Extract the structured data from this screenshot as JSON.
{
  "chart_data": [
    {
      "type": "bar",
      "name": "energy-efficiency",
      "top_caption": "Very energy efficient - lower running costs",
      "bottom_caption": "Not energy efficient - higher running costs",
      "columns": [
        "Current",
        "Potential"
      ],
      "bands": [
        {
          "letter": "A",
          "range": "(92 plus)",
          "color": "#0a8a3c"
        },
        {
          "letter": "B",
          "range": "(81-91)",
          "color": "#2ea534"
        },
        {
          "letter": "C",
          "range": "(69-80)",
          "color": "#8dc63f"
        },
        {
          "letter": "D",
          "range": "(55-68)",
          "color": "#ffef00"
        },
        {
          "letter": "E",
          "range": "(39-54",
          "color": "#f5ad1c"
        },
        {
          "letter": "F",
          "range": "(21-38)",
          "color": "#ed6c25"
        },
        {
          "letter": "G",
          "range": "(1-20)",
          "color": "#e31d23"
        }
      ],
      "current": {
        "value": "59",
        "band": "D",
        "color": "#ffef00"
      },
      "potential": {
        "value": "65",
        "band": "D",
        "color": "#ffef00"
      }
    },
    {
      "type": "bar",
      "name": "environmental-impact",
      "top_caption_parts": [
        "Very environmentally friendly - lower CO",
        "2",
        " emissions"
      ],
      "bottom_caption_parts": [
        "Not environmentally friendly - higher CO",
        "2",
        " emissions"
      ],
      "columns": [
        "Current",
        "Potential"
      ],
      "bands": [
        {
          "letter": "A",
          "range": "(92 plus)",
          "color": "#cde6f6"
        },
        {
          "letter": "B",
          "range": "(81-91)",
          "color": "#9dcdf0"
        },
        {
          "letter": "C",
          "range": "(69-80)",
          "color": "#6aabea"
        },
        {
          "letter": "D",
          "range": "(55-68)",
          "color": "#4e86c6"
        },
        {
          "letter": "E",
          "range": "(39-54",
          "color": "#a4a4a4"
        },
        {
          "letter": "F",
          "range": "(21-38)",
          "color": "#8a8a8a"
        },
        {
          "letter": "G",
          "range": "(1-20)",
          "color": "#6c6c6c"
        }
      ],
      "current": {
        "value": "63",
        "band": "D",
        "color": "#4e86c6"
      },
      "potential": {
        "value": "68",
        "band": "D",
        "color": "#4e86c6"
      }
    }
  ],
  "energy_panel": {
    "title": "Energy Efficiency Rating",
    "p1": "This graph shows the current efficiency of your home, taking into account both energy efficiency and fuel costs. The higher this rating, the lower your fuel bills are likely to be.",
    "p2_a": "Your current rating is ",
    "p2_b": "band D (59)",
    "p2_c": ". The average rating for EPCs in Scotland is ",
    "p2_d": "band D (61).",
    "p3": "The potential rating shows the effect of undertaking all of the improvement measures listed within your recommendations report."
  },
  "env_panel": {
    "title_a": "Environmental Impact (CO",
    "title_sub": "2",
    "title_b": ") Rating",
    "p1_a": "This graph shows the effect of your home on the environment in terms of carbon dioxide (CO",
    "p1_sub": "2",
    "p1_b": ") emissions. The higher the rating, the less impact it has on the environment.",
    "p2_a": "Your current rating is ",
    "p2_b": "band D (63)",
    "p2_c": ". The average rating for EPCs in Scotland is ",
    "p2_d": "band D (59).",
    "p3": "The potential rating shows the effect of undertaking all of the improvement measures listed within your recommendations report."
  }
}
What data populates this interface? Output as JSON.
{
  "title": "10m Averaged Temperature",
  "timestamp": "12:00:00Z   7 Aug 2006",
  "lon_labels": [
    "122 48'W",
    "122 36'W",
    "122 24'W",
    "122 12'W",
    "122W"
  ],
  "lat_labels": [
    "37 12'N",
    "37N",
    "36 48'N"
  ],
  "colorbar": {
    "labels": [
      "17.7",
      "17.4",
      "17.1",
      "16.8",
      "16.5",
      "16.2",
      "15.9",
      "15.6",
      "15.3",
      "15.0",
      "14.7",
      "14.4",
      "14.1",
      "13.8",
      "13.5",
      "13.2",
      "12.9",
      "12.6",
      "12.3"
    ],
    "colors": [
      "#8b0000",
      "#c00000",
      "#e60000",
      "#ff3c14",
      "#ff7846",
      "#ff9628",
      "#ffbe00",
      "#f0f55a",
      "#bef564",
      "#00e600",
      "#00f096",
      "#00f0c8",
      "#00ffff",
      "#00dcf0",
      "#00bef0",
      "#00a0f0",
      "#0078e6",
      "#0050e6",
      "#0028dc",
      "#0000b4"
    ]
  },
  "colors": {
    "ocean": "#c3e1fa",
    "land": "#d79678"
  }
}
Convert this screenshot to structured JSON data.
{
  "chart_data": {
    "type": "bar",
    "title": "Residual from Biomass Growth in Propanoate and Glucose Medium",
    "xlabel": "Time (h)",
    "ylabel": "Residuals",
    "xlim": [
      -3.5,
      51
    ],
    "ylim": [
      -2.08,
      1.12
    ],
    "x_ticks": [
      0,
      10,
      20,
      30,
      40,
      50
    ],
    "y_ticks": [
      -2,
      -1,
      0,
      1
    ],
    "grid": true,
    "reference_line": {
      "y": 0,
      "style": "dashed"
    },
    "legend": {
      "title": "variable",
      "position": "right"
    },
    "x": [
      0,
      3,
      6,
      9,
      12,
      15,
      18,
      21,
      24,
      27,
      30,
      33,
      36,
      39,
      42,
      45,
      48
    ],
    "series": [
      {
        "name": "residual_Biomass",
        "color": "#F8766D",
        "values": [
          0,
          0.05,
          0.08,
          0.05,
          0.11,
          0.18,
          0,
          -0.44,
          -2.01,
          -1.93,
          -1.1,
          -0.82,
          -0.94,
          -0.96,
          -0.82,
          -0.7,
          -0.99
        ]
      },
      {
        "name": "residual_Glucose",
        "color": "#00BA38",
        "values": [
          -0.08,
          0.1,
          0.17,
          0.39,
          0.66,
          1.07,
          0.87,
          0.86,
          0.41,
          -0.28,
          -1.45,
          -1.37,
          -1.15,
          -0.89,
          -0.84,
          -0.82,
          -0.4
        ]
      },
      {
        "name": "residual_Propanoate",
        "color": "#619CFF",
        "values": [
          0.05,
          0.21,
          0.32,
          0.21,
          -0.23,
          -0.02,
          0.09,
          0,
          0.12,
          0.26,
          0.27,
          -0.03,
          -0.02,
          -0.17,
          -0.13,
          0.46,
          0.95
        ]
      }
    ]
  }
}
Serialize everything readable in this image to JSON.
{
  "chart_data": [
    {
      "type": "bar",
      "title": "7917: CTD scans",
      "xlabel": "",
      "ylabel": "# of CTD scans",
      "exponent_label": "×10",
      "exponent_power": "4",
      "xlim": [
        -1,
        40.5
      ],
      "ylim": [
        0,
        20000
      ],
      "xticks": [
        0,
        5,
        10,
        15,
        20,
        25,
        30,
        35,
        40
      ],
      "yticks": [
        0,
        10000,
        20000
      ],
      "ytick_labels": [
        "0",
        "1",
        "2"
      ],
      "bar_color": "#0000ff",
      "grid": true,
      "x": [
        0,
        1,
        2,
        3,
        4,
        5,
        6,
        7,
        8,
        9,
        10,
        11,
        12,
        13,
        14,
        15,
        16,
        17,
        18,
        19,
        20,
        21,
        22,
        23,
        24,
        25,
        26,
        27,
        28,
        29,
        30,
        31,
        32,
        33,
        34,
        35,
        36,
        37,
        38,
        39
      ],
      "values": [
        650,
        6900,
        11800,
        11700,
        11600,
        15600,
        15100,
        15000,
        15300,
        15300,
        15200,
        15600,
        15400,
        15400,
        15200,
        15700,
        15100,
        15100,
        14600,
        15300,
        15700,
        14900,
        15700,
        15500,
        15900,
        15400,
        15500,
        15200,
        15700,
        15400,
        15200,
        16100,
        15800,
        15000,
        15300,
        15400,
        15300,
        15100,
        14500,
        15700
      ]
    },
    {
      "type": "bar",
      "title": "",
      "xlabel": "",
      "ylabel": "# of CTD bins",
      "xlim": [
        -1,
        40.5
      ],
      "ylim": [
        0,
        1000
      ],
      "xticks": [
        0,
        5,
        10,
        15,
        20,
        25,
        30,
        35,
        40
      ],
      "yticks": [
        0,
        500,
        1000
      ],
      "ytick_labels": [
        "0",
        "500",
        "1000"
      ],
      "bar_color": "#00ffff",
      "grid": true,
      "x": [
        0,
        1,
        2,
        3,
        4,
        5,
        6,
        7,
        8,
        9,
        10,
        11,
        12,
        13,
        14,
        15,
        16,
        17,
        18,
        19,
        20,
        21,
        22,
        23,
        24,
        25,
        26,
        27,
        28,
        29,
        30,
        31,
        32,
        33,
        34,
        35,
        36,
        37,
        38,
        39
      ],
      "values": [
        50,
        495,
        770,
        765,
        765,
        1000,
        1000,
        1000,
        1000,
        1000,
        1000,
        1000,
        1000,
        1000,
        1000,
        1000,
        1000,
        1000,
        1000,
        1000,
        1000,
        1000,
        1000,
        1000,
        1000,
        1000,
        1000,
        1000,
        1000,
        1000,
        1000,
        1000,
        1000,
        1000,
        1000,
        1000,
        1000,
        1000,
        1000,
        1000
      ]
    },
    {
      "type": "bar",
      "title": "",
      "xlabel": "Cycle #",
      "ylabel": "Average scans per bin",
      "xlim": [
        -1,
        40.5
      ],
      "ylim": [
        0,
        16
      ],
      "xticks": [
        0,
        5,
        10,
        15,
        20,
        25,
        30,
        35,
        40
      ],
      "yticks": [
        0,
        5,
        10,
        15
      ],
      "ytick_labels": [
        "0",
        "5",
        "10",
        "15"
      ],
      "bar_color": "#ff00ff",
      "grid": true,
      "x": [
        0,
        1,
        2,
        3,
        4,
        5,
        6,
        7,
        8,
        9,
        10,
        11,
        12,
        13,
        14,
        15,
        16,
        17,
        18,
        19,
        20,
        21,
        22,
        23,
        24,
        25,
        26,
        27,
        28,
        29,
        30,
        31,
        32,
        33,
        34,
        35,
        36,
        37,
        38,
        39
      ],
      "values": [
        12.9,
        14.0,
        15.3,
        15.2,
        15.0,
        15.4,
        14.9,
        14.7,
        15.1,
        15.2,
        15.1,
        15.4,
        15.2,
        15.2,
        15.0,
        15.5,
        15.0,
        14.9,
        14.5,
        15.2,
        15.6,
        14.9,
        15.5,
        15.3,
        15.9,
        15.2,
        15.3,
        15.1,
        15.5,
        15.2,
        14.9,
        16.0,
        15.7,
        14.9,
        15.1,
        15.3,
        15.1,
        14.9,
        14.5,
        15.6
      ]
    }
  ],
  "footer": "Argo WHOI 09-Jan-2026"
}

Work instructions:
Make a tally of the lines in this data that include the string "ylabel", and answer with that tally alone.

Output of the task:
4